◆ Problem to solve
Copy out the records in full, word for word, without pictures.

::::

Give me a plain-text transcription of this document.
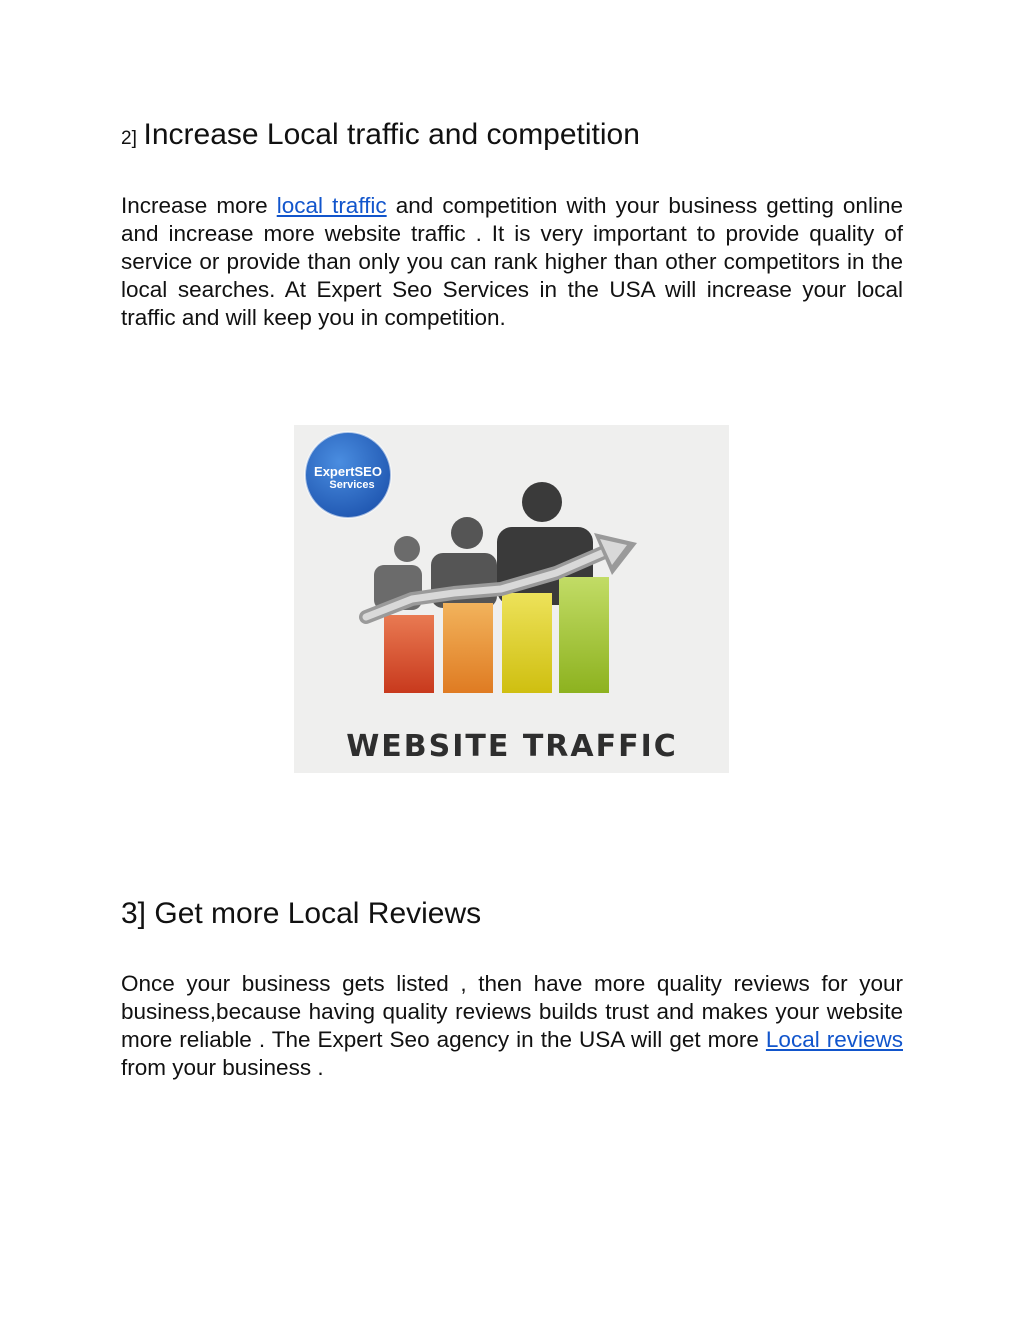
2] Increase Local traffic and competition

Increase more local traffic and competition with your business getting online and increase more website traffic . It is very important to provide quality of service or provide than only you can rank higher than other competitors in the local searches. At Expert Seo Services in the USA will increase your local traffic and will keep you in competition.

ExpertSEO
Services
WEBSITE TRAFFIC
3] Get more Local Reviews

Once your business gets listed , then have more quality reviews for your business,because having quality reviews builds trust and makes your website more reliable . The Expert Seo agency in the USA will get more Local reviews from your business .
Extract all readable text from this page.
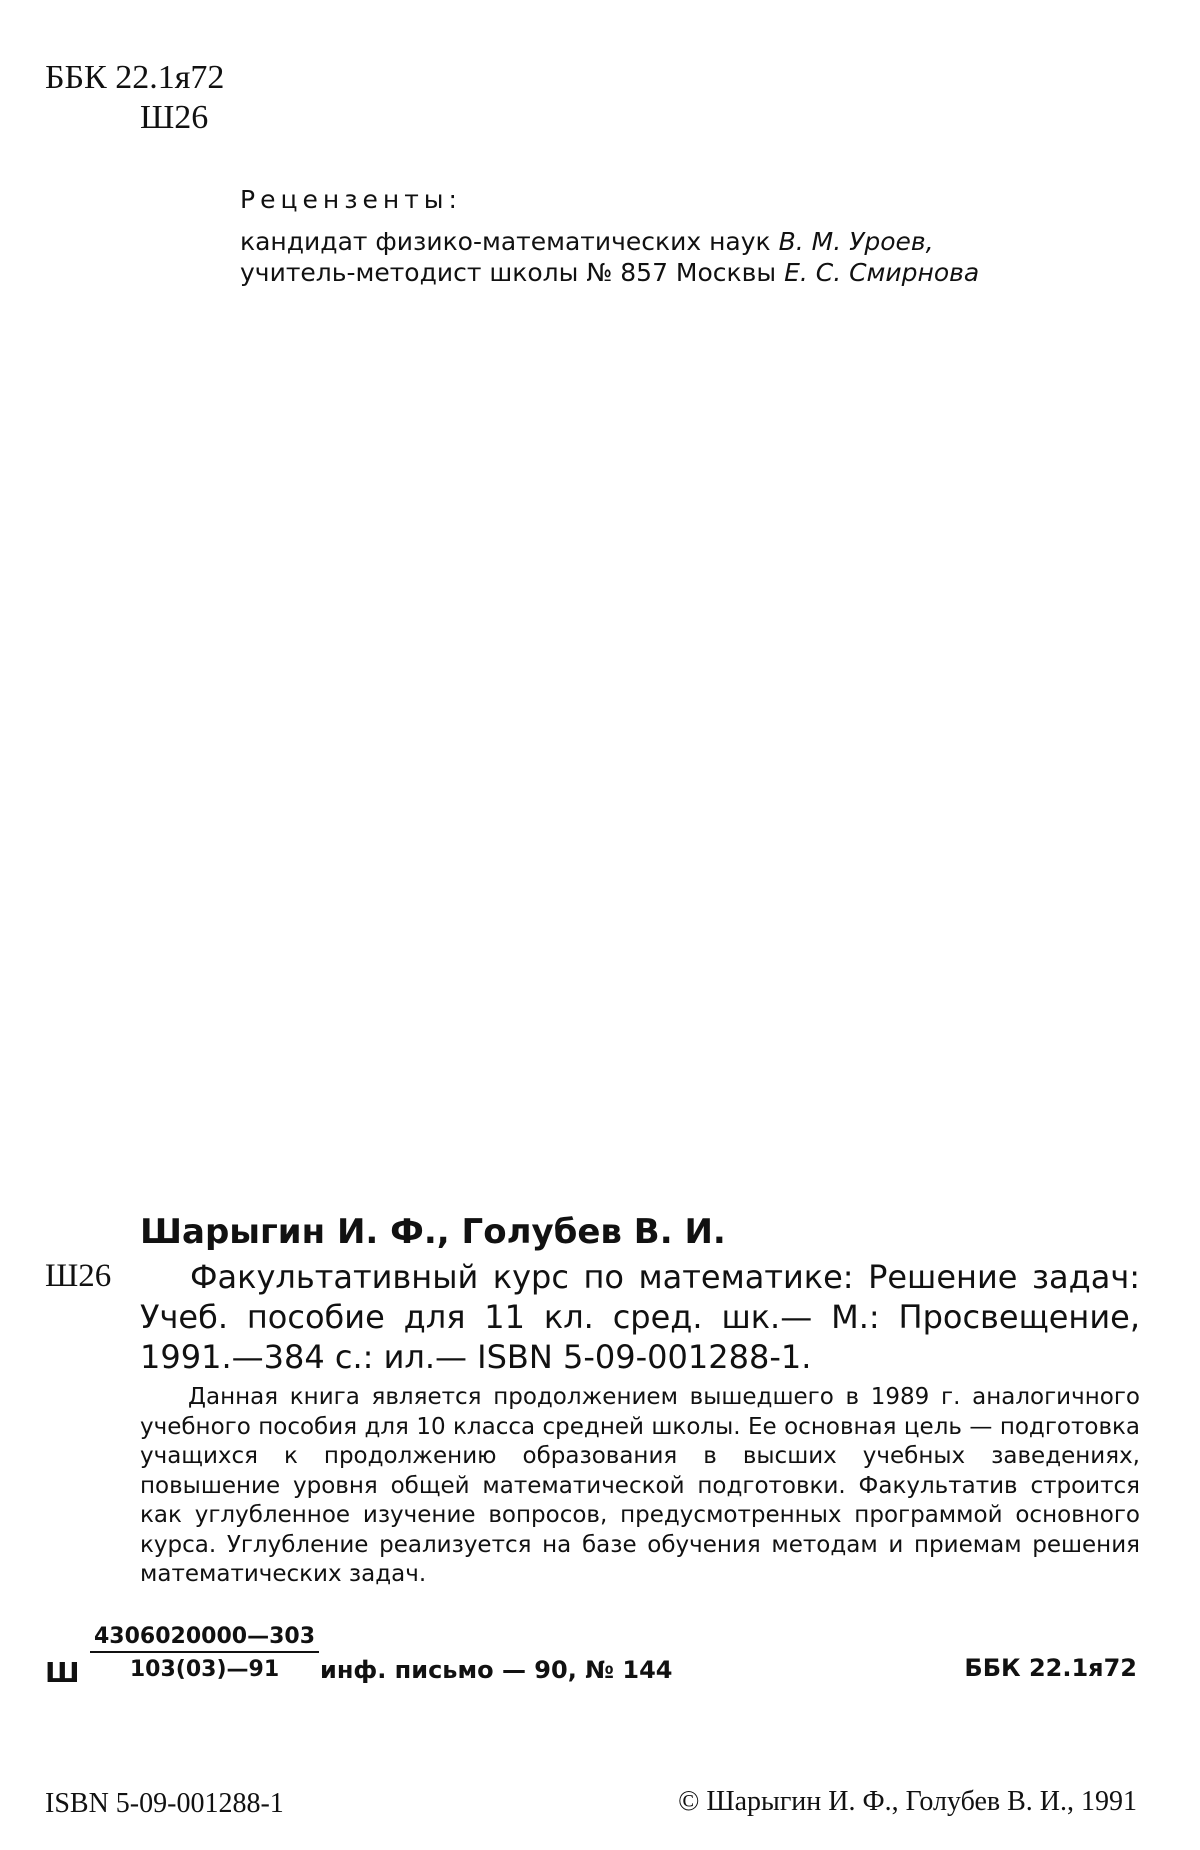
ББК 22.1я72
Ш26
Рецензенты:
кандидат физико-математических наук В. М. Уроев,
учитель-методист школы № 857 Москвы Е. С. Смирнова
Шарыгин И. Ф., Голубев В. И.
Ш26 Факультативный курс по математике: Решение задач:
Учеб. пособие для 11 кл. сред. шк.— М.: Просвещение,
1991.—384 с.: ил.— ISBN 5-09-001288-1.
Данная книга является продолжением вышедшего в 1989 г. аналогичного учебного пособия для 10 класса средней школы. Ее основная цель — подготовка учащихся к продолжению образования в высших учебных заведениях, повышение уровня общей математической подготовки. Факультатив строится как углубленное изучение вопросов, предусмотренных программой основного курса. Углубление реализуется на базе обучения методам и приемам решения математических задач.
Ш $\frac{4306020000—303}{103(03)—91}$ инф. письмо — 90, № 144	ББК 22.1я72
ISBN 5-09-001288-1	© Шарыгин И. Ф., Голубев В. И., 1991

::::

◆ Result of this task
Give me a plain-text transcription of this document.
2] Increase Local traffic and competition

Increase more local traffic and competition with your business getting online and increase more website traffic . It is very important to provide quality of service or provide than only you can rank higher than other competitors in the local searches. At Expert Seo Services in the USA will increase your local traffic and will keep you in competition.

ExpertSEO
Services
WEBSITE TRAFFIC
3] Get more Local Reviews

Once your business gets listed , then have more quality reviews for your business,because having quality reviews builds trust and makes your website more reliable . The Expert Seo agency in the USA will get more Local reviews from your business .
Extract all readable text from this page.
ББК 22.1я72
Ш26
Рецензенты:
кандидат физико-математических наук В. М. Уроев,
учитель-методист школы № 857 Москвы Е. С. Смирнова
Шарыгин И. Ф., Голубев В. И.
Ш26 Факультативный курс по математике: Решение задач:
Учеб. пособие для 11 кл. сред. шк.— М.: Просвещение,
1991.—384 с.: ил.— ISBN 5-09-001288-1.
Данная книга является продолжением вышедшего в 1989 г. аналогичного учебного пособия для 10 класса средней школы. Ее основная цель — подготовка учащихся к продолжению образования в высших учебных заведениях, повышение уровня общей математической подготовки. Факультатив строится как углубленное изучение вопросов, предусмотренных программой основного курса. Углубление реализуется на базе обучения методам и приемам решения математических задач.
Ш $\frac{4306020000—303}{103(03)—91}$ инф. письмо — 90, № 144	ББК 22.1я72
ISBN 5-09-001288-1	© Шарыгин И. Ф., Голубев В. И., 1991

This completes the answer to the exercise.